WHAT YOU NEED TO DO ▸
Each entry in the listing below should be restated word for word.

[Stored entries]
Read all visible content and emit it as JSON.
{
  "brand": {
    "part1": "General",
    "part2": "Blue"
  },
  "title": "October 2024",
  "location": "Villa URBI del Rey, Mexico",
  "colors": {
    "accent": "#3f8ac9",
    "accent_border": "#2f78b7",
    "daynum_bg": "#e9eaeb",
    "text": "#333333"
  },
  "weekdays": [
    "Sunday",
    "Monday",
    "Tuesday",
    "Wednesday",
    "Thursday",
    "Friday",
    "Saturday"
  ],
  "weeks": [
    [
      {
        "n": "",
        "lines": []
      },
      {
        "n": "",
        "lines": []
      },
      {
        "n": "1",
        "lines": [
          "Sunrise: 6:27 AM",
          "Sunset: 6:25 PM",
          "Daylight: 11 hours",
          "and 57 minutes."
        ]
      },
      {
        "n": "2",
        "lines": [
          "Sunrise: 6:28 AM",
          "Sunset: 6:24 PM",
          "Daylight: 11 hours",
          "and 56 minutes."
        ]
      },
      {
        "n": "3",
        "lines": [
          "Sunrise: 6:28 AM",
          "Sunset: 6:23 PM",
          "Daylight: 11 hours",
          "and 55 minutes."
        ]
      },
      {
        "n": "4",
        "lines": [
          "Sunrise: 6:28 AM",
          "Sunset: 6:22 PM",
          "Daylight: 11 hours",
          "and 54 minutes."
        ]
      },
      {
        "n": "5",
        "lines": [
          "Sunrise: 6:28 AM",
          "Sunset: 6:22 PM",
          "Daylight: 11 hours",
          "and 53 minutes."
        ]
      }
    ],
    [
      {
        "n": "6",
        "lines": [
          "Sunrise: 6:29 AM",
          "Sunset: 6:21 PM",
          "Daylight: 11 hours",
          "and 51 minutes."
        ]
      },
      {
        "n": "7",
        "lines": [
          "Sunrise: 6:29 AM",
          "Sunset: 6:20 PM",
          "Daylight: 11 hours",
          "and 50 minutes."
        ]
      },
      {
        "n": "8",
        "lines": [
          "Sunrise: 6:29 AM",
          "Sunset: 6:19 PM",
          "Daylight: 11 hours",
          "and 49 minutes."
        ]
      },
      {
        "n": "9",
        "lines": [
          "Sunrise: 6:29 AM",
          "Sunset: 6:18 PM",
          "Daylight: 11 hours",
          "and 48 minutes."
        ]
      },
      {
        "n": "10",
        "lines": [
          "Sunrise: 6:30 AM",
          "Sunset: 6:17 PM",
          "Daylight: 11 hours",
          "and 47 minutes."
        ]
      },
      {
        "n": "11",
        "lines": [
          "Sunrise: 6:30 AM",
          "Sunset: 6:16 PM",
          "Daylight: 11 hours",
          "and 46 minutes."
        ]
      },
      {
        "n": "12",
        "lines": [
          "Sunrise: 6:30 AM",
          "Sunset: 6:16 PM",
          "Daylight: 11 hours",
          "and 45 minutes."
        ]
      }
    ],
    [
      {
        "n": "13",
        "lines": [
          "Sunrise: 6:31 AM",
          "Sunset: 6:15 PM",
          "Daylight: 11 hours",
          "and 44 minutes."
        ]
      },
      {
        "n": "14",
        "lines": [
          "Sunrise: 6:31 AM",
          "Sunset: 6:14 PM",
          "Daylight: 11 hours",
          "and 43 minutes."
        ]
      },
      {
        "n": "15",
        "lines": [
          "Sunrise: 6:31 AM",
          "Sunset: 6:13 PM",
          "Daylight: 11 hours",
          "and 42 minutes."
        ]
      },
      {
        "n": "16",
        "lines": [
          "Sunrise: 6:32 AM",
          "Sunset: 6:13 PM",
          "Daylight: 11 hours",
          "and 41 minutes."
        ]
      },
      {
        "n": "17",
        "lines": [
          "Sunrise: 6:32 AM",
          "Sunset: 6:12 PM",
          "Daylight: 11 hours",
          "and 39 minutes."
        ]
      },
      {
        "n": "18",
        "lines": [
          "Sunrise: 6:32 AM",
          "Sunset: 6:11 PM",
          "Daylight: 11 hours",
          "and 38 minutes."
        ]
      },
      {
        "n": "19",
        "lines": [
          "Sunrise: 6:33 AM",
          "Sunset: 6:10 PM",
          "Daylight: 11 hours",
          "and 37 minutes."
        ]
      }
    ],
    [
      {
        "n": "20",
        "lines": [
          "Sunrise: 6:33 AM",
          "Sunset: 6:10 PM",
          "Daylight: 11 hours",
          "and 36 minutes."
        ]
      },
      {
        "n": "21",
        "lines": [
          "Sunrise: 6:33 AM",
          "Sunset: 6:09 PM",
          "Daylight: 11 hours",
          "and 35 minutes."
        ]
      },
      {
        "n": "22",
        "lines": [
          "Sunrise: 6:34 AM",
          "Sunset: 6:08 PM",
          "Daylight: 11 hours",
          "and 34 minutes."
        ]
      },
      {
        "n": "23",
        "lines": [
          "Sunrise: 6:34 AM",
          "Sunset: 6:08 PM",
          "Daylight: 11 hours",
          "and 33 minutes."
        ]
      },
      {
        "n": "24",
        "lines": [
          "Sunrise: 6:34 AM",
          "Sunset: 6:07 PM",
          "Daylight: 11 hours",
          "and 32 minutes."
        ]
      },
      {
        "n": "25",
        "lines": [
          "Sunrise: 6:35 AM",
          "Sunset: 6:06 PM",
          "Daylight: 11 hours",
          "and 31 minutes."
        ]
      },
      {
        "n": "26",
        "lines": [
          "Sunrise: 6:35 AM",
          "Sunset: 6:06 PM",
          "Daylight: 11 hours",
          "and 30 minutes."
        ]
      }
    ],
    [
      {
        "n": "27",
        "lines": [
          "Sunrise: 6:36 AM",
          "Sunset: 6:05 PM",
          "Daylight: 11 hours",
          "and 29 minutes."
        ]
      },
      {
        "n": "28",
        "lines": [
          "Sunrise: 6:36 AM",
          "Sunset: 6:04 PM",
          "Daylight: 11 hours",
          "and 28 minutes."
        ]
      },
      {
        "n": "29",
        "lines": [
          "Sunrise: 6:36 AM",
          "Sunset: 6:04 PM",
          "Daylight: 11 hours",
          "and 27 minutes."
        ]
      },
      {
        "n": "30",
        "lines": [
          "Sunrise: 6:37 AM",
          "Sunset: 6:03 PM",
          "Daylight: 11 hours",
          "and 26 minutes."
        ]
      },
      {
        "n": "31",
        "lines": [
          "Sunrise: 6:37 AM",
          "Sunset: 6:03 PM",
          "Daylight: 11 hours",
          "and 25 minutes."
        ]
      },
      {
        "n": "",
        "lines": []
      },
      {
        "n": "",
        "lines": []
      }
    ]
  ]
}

EXERCISE ANSWER ▸
Read all visible content and emit it as JSON.
{
  "brand": {
    "part1": "General",
    "part2": "Blue"
  },
  "title": "October 2024",
  "location": "Villa URBI del Rey, Mexico",
  "colors": {
    "accent": "#3f8ac9",
    "accent_border": "#2f78b7",
    "daynum_bg": "#e9eaeb",
    "text": "#333333"
  },
  "weekdays": [
    "Sunday",
    "Monday",
    "Tuesday",
    "Wednesday",
    "Thursday",
    "Friday",
    "Saturday"
  ],
  "weeks": [
    [
      {
        "n": "",
        "lines": []
      },
      {
        "n": "",
        "lines": []
      },
      {
        "n": "1",
        "lines": [
          "Sunrise: 6:27 AM",
          "Sunset: 6:25 PM",
          "Daylight: 11 hours",
          "and 57 minutes."
        ]
      },
      {
        "n": "2",
        "lines": [
          "Sunrise: 6:28 AM",
          "Sunset: 6:24 PM",
          "Daylight: 11 hours",
          "and 56 minutes."
        ]
      },
      {
        "n": "3",
        "lines": [
          "Sunrise: 6:28 AM",
          "Sunset: 6:23 PM",
          "Daylight: 11 hours",
          "and 55 minutes."
        ]
      },
      {
        "n": "4",
        "lines": [
          "Sunrise: 6:28 AM",
          "Sunset: 6:22 PM",
          "Daylight: 11 hours",
          "and 54 minutes."
        ]
      },
      {
        "n": "5",
        "lines": [
          "Sunrise: 6:28 AM",
          "Sunset: 6:22 PM",
          "Daylight: 11 hours",
          "and 53 minutes."
        ]
      }
    ],
    [
      {
        "n": "6",
        "lines": [
          "Sunrise: 6:29 AM",
          "Sunset: 6:21 PM",
          "Daylight: 11 hours",
          "and 51 minutes."
        ]
      },
      {
        "n": "7",
        "lines": [
          "Sunrise: 6:29 AM",
          "Sunset: 6:20 PM",
          "Daylight: 11 hours",
          "and 50 minutes."
        ]
      },
      {
        "n": "8",
        "lines": [
          "Sunrise: 6:29 AM",
          "Sunset: 6:19 PM",
          "Daylight: 11 hours",
          "and 49 minutes."
        ]
      },
      {
        "n": "9",
        "lines": [
          "Sunrise: 6:29 AM",
          "Sunset: 6:18 PM",
          "Daylight: 11 hours",
          "and 48 minutes."
        ]
      },
      {
        "n": "10",
        "lines": [
          "Sunrise: 6:30 AM",
          "Sunset: 6:17 PM",
          "Daylight: 11 hours",
          "and 47 minutes."
        ]
      },
      {
        "n": "11",
        "lines": [
          "Sunrise: 6:30 AM",
          "Sunset: 6:16 PM",
          "Daylight: 11 hours",
          "and 46 minutes."
        ]
      },
      {
        "n": "12",
        "lines": [
          "Sunrise: 6:30 AM",
          "Sunset: 6:16 PM",
          "Daylight: 11 hours",
          "and 45 minutes."
        ]
      }
    ],
    [
      {
        "n": "13",
        "lines": [
          "Sunrise: 6:31 AM",
          "Sunset: 6:15 PM",
          "Daylight: 11 hours",
          "and 44 minutes."
        ]
      },
      {
        "n": "14",
        "lines": [
          "Sunrise: 6:31 AM",
          "Sunset: 6:14 PM",
          "Daylight: 11 hours",
          "and 43 minutes."
        ]
      },
      {
        "n": "15",
        "lines": [
          "Sunrise: 6:31 AM",
          "Sunset: 6:13 PM",
          "Daylight: 11 hours",
          "and 42 minutes."
        ]
      },
      {
        "n": "16",
        "lines": [
          "Sunrise: 6:32 AM",
          "Sunset: 6:13 PM",
          "Daylight: 11 hours",
          "and 41 minutes."
        ]
      },
      {
        "n": "17",
        "lines": [
          "Sunrise: 6:32 AM",
          "Sunset: 6:12 PM",
          "Daylight: 11 hours",
          "and 39 minutes."
        ]
      },
      {
        "n": "18",
        "lines": [
          "Sunrise: 6:32 AM",
          "Sunset: 6:11 PM",
          "Daylight: 11 hours",
          "and 38 minutes."
        ]
      },
      {
        "n": "19",
        "lines": [
          "Sunrise: 6:33 AM",
          "Sunset: 6:10 PM",
          "Daylight: 11 hours",
          "and 37 minutes."
        ]
      }
    ],
    [
      {
        "n": "20",
        "lines": [
          "Sunrise: 6:33 AM",
          "Sunset: 6:10 PM",
          "Daylight: 11 hours",
          "and 36 minutes."
        ]
      },
      {
        "n": "21",
        "lines": [
          "Sunrise: 6:33 AM",
          "Sunset: 6:09 PM",
          "Daylight: 11 hours",
          "and 35 minutes."
        ]
      },
      {
        "n": "22",
        "lines": [
          "Sunrise: 6:34 AM",
          "Sunset: 6:08 PM",
          "Daylight: 11 hours",
          "and 34 minutes."
        ]
      },
      {
        "n": "23",
        "lines": [
          "Sunrise: 6:34 AM",
          "Sunset: 6:08 PM",
          "Daylight: 11 hours",
          "and 33 minutes."
        ]
      },
      {
        "n": "24",
        "lines": [
          "Sunrise: 6:34 AM",
          "Sunset: 6:07 PM",
          "Daylight: 11 hours",
          "and 32 minutes."
        ]
      },
      {
        "n": "25",
        "lines": [
          "Sunrise: 6:35 AM",
          "Sunset: 6:06 PM",
          "Daylight: 11 hours",
          "and 31 minutes."
        ]
      },
      {
        "n": "26",
        "lines": [
          "Sunrise: 6:35 AM",
          "Sunset: 6:06 PM",
          "Daylight: 11 hours",
          "and 30 minutes."
        ]
      }
    ],
    [
      {
        "n": "27",
        "lines": [
          "Sunrise: 6:36 AM",
          "Sunset: 6:05 PM",
          "Daylight: 11 hours",
          "and 29 minutes."
        ]
      },
      {
        "n": "28",
        "lines": [
          "Sunrise: 6:36 AM",
          "Sunset: 6:04 PM",
          "Daylight: 11 hours",
          "and 28 minutes."
        ]
      },
      {
        "n": "29",
        "lines": [
          "Sunrise: 6:36 AM",
          "Sunset: 6:04 PM",
          "Daylight: 11 hours",
          "and 27 minutes."
        ]
      },
      {
        "n": "30",
        "lines": [
          "Sunrise: 6:37 AM",
          "Sunset: 6:03 PM",
          "Daylight: 11 hours",
          "and 26 minutes."
        ]
      },
      {
        "n": "31",
        "lines": [
          "Sunrise: 6:37 AM",
          "Sunset: 6:03 PM",
          "Daylight: 11 hours",
          "and 25 minutes."
        ]
      },
      {
        "n": "",
        "lines": []
      },
      {
        "n": "",
        "lines": []
      }
    ]
  ]
}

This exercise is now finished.